[Begin Exercise material]

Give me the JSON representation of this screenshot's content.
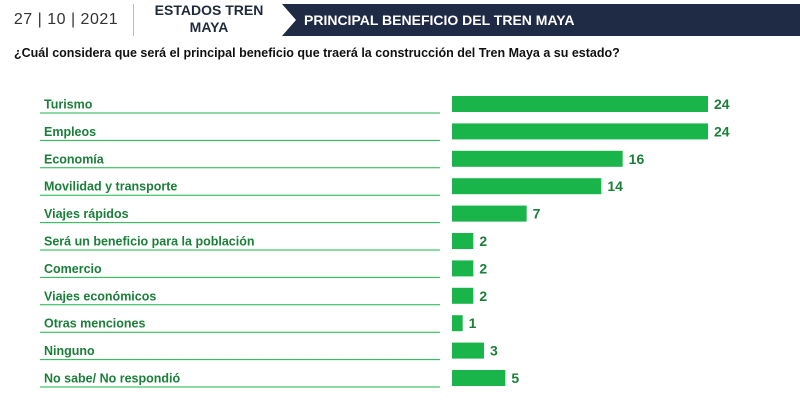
{
  "header": {
    "date": "27 | 10 | 2021",
    "topic": "ESTADOS TREN MAYA",
    "title": "PRINCIPAL BENEFICIO DEL TREN MAYA"
  },
  "question": "¿Cuál considera que será el principal beneficio que traerá la construcción del Tren Maya a su estado?",
  "colors": {
    "bar": "#1ab54a",
    "label": "#1b7f3a",
    "navy": "#1f2a44",
    "line": "#1ab54a"
  },
  "chart_data": {
    "type": "bar",
    "orientation": "horizontal",
    "categories": [
      "Turismo",
      "Empleos",
      "Economía",
      "Movilidad y transporte",
      "Viajes rápidos",
      "Será un beneficio para la población",
      "Comercio",
      "Viajes económicos",
      "Otras menciones",
      "Ninguno",
      "No sabe/ No respondió"
    ],
    "values": [
      24,
      24,
      16,
      14,
      7,
      2,
      2,
      2,
      1,
      3,
      5
    ],
    "title": "",
    "xlabel": "",
    "ylabel": "",
    "grid": false,
    "legend": "none"
  }
}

[End Exercise material]

## [What you are asked to do]
Images should not appear in the copy; retype the listing above exactly.

## [Reply to the task]
Give me the JSON representation of this screenshot's content.
{
  "header": {
    "date": "27 | 10 | 2021",
    "topic": "ESTADOS TREN MAYA",
    "title": "PRINCIPAL BENEFICIO DEL TREN MAYA"
  },
  "question": "¿Cuál considera que será el principal beneficio que traerá la construcción del Tren Maya a su estado?",
  "colors": {
    "bar": "#1ab54a",
    "label": "#1b7f3a",
    "navy": "#1f2a44",
    "line": "#1ab54a"
  },
  "chart_data": {
    "type": "bar",
    "orientation": "horizontal",
    "categories": [
      "Turismo",
      "Empleos",
      "Economía",
      "Movilidad y transporte",
      "Viajes rápidos",
      "Será un beneficio para la población",
      "Comercio",
      "Viajes económicos",
      "Otras menciones",
      "Ninguno",
      "No sabe/ No respondió"
    ],
    "values": [
      24,
      24,
      16,
      14,
      7,
      2,
      2,
      2,
      1,
      3,
      5
    ],
    "title": "",
    "xlabel": "",
    "ylabel": "",
    "grid": false,
    "legend": "none"
  }
}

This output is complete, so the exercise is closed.